Data items
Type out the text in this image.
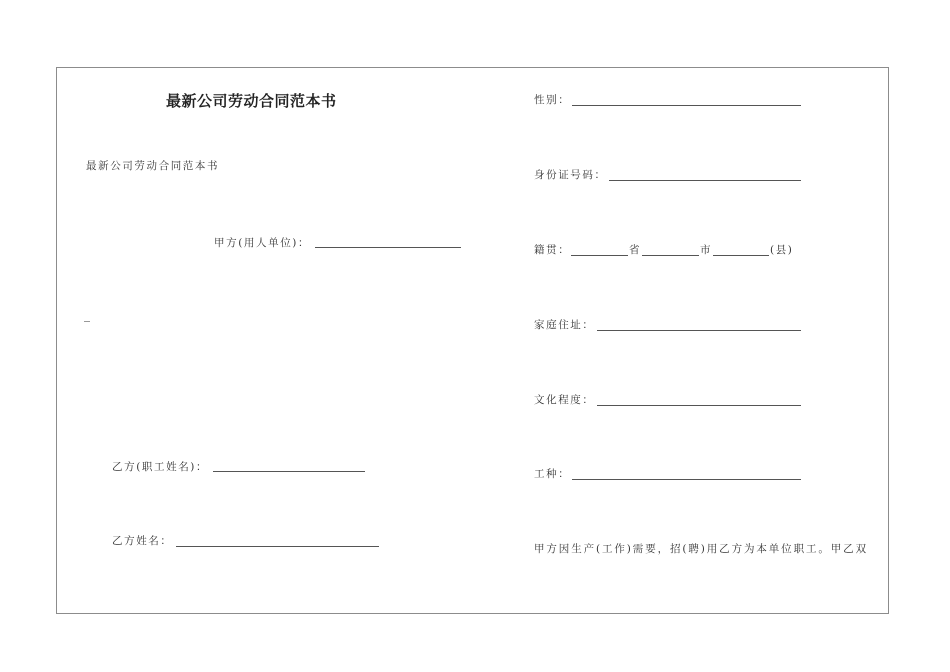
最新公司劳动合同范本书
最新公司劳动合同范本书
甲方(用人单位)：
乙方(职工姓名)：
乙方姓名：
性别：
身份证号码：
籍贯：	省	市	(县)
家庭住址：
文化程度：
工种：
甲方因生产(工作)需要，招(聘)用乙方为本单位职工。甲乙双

CHALLENGE: Give every line above again exactly, with no pictures.

RESPONSE FOR THIS EXERCISE:
Type out the text in this image.
最新公司劳动合同范本书
最新公司劳动合同范本书
甲方(用人单位)：
乙方(职工姓名)：
乙方姓名：
性别：
身份证号码：
籍贯：	省	市	(县)
家庭住址：
文化程度：
工种：
甲方因生产(工作)需要，招(聘)用乙方为本单位职工。甲乙双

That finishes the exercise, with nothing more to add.